■ Recorded data:
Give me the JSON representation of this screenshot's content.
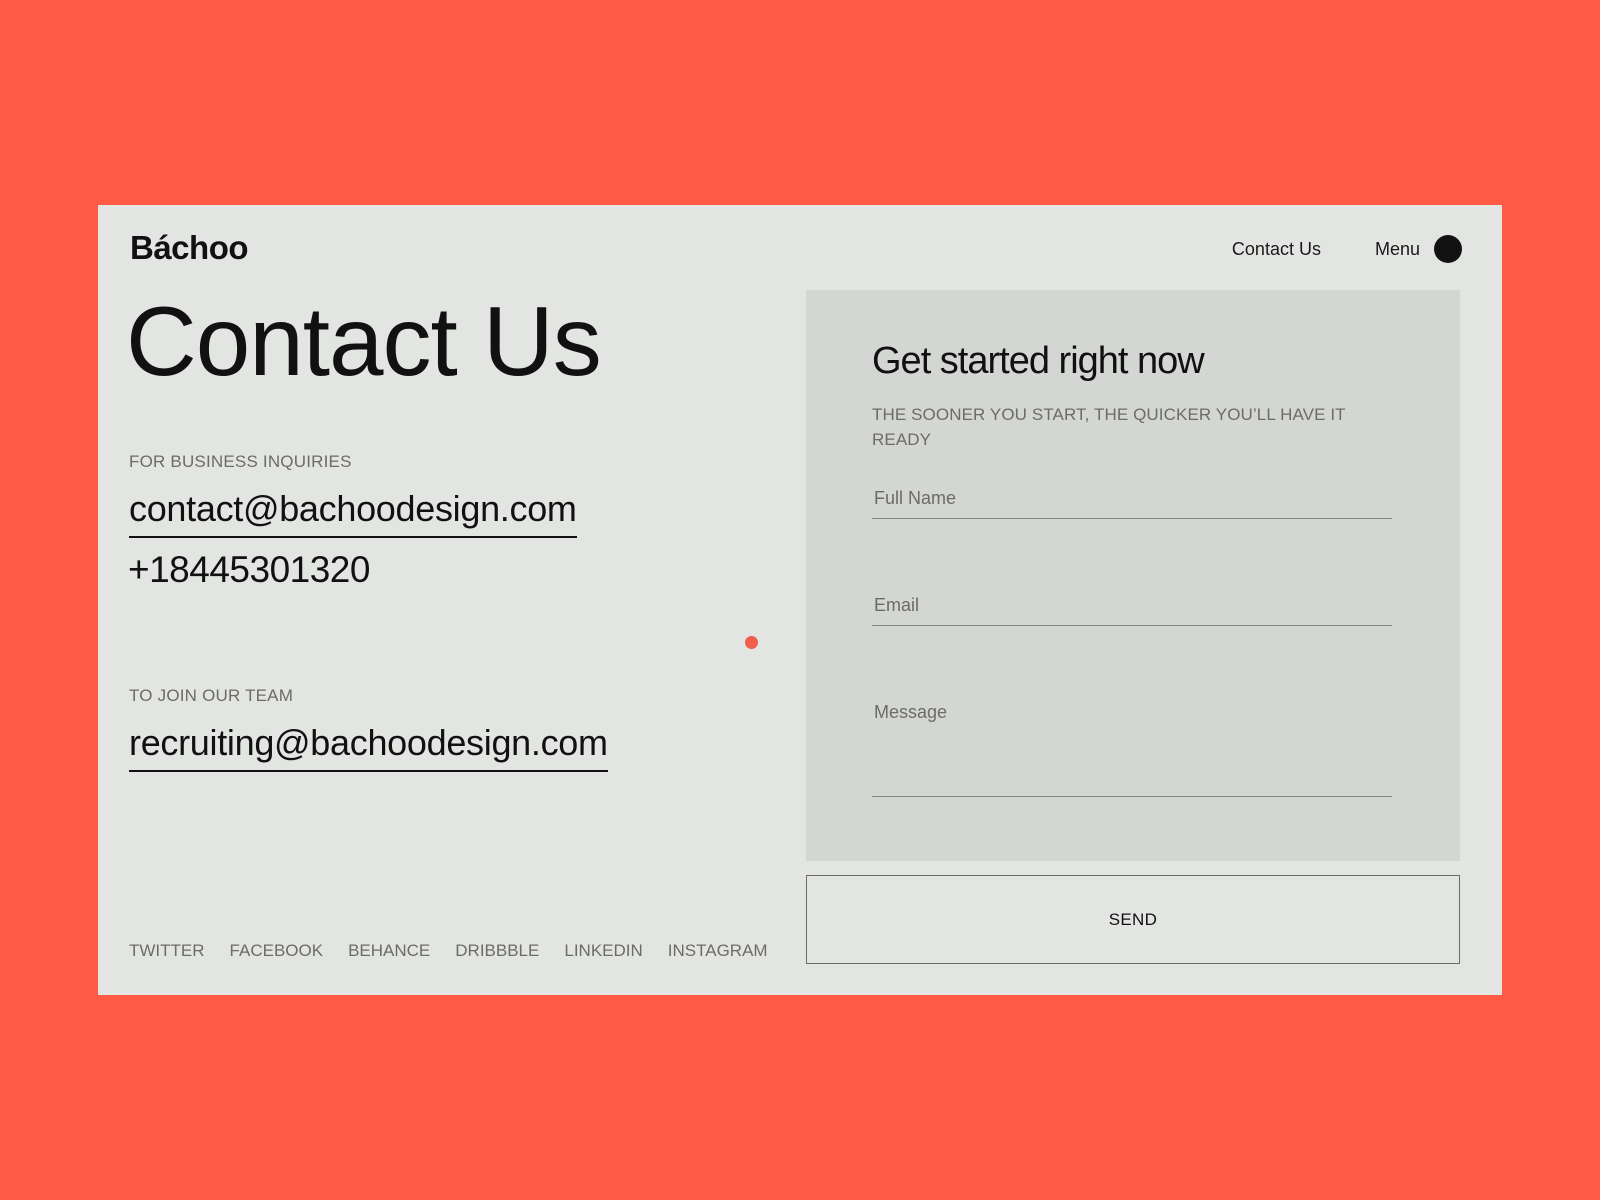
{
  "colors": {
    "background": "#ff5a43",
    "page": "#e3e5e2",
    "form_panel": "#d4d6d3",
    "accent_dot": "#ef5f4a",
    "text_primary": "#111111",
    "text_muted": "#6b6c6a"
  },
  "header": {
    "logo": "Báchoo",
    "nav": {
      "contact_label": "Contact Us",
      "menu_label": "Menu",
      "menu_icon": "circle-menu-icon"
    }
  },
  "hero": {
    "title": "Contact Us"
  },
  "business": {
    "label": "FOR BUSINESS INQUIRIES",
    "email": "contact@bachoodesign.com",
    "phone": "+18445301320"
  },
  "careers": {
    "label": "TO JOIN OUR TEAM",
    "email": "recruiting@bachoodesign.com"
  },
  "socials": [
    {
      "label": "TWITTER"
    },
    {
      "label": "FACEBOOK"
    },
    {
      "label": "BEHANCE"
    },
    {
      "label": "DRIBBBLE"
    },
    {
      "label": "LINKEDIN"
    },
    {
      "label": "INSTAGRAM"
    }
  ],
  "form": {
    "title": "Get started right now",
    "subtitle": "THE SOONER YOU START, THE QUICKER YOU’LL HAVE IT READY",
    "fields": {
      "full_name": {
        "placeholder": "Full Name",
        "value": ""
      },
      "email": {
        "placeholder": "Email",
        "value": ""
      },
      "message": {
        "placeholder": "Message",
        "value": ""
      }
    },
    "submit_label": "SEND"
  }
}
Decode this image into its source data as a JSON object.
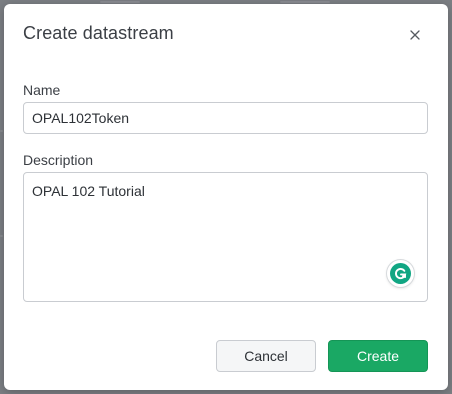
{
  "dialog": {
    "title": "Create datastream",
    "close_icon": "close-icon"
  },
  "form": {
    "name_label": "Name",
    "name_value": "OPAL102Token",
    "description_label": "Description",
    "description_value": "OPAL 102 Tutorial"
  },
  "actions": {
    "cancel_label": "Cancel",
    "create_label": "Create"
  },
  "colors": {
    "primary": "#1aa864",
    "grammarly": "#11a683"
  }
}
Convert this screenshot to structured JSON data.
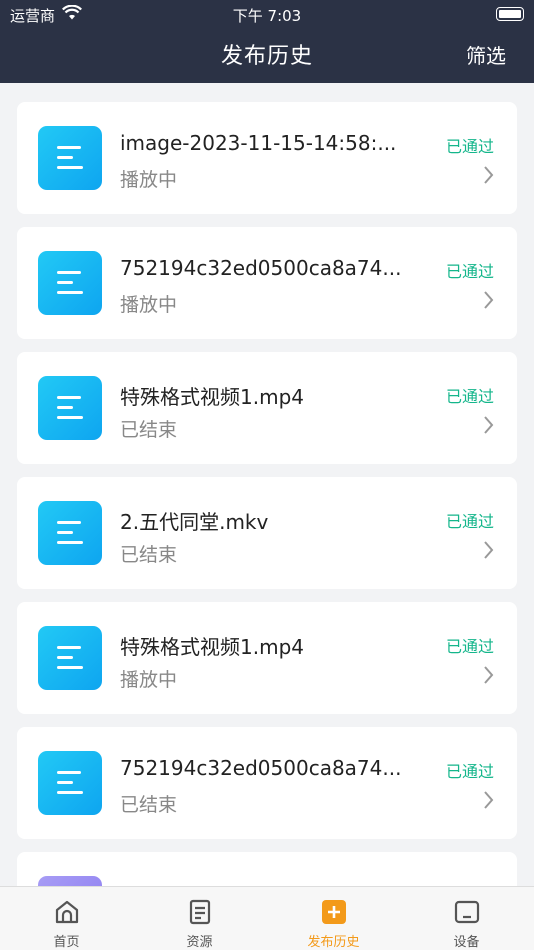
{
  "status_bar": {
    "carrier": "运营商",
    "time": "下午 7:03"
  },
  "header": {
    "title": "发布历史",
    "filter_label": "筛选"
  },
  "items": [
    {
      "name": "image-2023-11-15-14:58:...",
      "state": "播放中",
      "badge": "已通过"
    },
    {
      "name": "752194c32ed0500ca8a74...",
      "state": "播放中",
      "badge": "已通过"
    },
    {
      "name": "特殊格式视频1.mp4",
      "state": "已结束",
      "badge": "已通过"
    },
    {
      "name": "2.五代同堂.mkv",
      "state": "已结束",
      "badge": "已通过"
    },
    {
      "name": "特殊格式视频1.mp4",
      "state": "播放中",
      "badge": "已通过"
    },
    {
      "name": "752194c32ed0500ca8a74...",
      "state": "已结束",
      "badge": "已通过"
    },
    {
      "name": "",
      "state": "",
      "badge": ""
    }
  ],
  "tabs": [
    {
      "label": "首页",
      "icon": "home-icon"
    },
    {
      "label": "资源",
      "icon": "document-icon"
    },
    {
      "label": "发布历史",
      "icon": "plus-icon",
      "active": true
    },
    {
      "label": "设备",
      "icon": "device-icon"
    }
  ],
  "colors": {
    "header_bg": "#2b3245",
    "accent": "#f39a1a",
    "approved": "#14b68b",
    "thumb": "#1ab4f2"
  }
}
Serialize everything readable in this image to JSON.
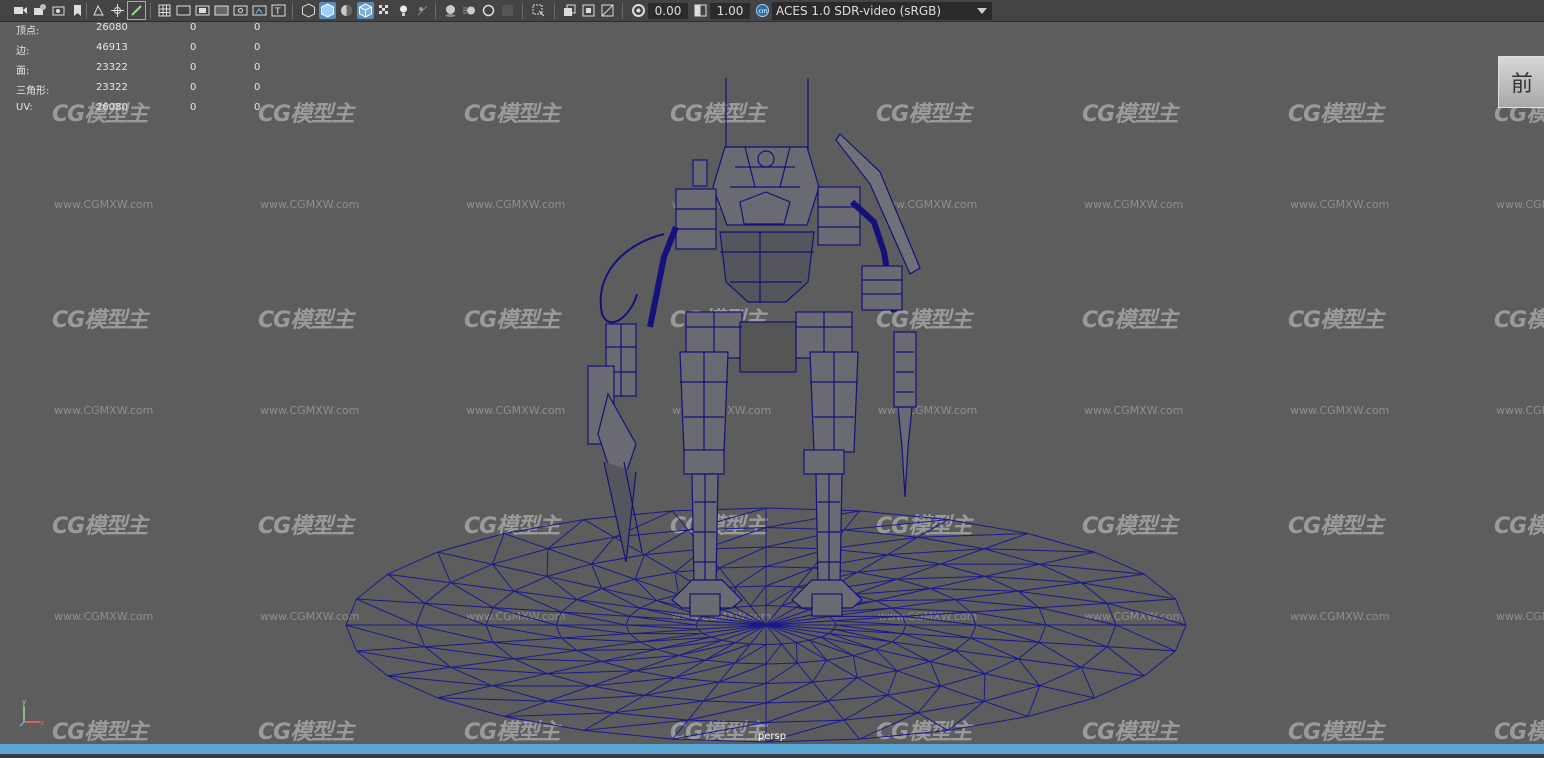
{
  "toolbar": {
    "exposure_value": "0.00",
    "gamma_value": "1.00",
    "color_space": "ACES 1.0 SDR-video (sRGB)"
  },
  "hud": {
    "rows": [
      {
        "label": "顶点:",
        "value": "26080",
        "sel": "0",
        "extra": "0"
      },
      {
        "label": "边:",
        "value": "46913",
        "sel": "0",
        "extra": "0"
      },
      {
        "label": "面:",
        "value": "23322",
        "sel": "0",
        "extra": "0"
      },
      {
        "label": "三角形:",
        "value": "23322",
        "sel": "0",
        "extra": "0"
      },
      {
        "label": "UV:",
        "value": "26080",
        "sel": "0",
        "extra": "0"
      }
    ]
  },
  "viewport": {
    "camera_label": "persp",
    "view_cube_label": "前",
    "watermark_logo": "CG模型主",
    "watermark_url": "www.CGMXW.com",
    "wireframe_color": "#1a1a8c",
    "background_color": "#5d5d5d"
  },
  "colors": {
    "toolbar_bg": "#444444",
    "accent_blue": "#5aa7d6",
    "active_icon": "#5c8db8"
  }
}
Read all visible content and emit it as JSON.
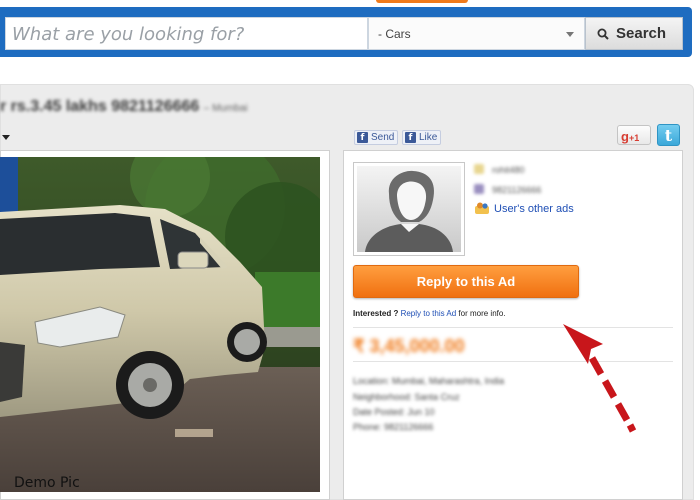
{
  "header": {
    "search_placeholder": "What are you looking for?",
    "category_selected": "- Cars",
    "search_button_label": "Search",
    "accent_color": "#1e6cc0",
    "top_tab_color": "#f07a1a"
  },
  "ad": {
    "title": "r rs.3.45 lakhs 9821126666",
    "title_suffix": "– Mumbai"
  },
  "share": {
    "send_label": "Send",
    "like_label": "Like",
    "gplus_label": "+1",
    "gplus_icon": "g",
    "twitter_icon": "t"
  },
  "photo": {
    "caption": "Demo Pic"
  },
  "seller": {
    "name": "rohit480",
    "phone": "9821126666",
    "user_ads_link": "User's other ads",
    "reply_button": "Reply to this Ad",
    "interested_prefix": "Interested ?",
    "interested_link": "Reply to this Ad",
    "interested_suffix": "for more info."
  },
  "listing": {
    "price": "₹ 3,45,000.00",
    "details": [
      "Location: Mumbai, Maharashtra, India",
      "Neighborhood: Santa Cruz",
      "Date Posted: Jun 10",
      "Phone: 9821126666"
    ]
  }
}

■ Stated task: Repeat all the records above exactly, leaving out any pictures.

■ The reply:
Give me the JSON representation of this screenshot's content.
{
  "colors": {
    "background": "#ff5a43",
    "page": "#e3e5e2",
    "form_panel": "#d4d6d3",
    "accent_dot": "#ef5f4a",
    "text_primary": "#111111",
    "text_muted": "#6b6c6a"
  },
  "header": {
    "logo": "Báchoo",
    "nav": {
      "contact_label": "Contact Us",
      "menu_label": "Menu",
      "menu_icon": "circle-menu-icon"
    }
  },
  "hero": {
    "title": "Contact Us"
  },
  "business": {
    "label": "FOR BUSINESS INQUIRIES",
    "email": "contact@bachoodesign.com",
    "phone": "+18445301320"
  },
  "careers": {
    "label": "TO JOIN OUR TEAM",
    "email": "recruiting@bachoodesign.com"
  },
  "socials": [
    {
      "label": "TWITTER"
    },
    {
      "label": "FACEBOOK"
    },
    {
      "label": "BEHANCE"
    },
    {
      "label": "DRIBBBLE"
    },
    {
      "label": "LINKEDIN"
    },
    {
      "label": "INSTAGRAM"
    }
  ],
  "form": {
    "title": "Get started right now",
    "subtitle": "THE SOONER YOU START, THE QUICKER YOU’LL HAVE IT READY",
    "fields": {
      "full_name": {
        "placeholder": "Full Name",
        "value": ""
      },
      "email": {
        "placeholder": "Email",
        "value": ""
      },
      "message": {
        "placeholder": "Message",
        "value": ""
      }
    },
    "submit_label": "SEND"
  }
}
Decode this image into its source data as a JSON object.
{
  "dialog": {
    "title": "Create datastream",
    "close_icon": "close-icon"
  },
  "form": {
    "name_label": "Name",
    "name_value": "OPAL102Token",
    "description_label": "Description",
    "description_value": "OPAL 102 Tutorial"
  },
  "actions": {
    "cancel_label": "Cancel",
    "create_label": "Create"
  },
  "colors": {
    "primary": "#1aa864",
    "grammarly": "#11a683"
  }
}
Convert this screenshot to structured JSON data.
{
  "status_bar": {
    "carrier": "运营商",
    "time": "下午 7:03"
  },
  "header": {
    "title": "发布历史",
    "filter_label": "筛选"
  },
  "items": [
    {
      "name": "image-2023-11-15-14:58:...",
      "state": "播放中",
      "badge": "已通过"
    },
    {
      "name": "752194c32ed0500ca8a74...",
      "state": "播放中",
      "badge": "已通过"
    },
    {
      "name": "特殊格式视频1.mp4",
      "state": "已结束",
      "badge": "已通过"
    },
    {
      "name": "2.五代同堂.mkv",
      "state": "已结束",
      "badge": "已通过"
    },
    {
      "name": "特殊格式视频1.mp4",
      "state": "播放中",
      "badge": "已通过"
    },
    {
      "name": "752194c32ed0500ca8a74...",
      "state": "已结束",
      "badge": "已通过"
    },
    {
      "name": "",
      "state": "",
      "badge": ""
    }
  ],
  "tabs": [
    {
      "label": "首页",
      "icon": "home-icon"
    },
    {
      "label": "资源",
      "icon": "document-icon"
    },
    {
      "label": "发布历史",
      "icon": "plus-icon",
      "active": true
    },
    {
      "label": "设备",
      "icon": "device-icon"
    }
  ],
  "colors": {
    "header_bg": "#2b3245",
    "accent": "#f39a1a",
    "approved": "#14b68b",
    "thumb": "#1ab4f2"
  }
}
Serialize everything readable in this image to JSON.
{
  "toolbar": {
    "exposure_value": "0.00",
    "gamma_value": "1.00",
    "color_space": "ACES 1.0 SDR-video (sRGB)"
  },
  "hud": {
    "rows": [
      {
        "label": "顶点:",
        "value": "26080",
        "sel": "0",
        "extra": "0"
      },
      {
        "label": "边:",
        "value": "46913",
        "sel": "0",
        "extra": "0"
      },
      {
        "label": "面:",
        "value": "23322",
        "sel": "0",
        "extra": "0"
      },
      {
        "label": "三角形:",
        "value": "23322",
        "sel": "0",
        "extra": "0"
      },
      {
        "label": "UV:",
        "value": "26080",
        "sel": "0",
        "extra": "0"
      }
    ]
  },
  "viewport": {
    "camera_label": "persp",
    "view_cube_label": "前",
    "watermark_logo": "CG模型主",
    "watermark_url": "www.CGMXW.com",
    "wireframe_color": "#1a1a8c",
    "background_color": "#5d5d5d"
  },
  "colors": {
    "toolbar_bg": "#444444",
    "accent_blue": "#5aa7d6",
    "active_icon": "#5c8db8"
  }
}
Read all visible content and emit it as JSON.
{
  "header": {
    "search_placeholder": "What are you looking for?",
    "category_selected": "- Cars",
    "search_button_label": "Search",
    "accent_color": "#1e6cc0",
    "top_tab_color": "#f07a1a"
  },
  "ad": {
    "title": "r rs.3.45 lakhs 9821126666",
    "title_suffix": "– Mumbai"
  },
  "share": {
    "send_label": "Send",
    "like_label": "Like",
    "gplus_label": "+1",
    "gplus_icon": "g",
    "twitter_icon": "t"
  },
  "photo": {
    "caption": "Demo Pic"
  },
  "seller": {
    "name": "rohit480",
    "phone": "9821126666",
    "user_ads_link": "User's other ads",
    "reply_button": "Reply to this Ad",
    "interested_prefix": "Interested ?",
    "interested_link": "Reply to this Ad",
    "interested_suffix": "for more info."
  },
  "listing": {
    "price": "₹ 3,45,000.00",
    "details": [
      "Location: Mumbai, Maharashtra, India",
      "Neighborhood: Santa Cruz",
      "Date Posted: Jun 10",
      "Phone: 9821126666"
    ]
  }
}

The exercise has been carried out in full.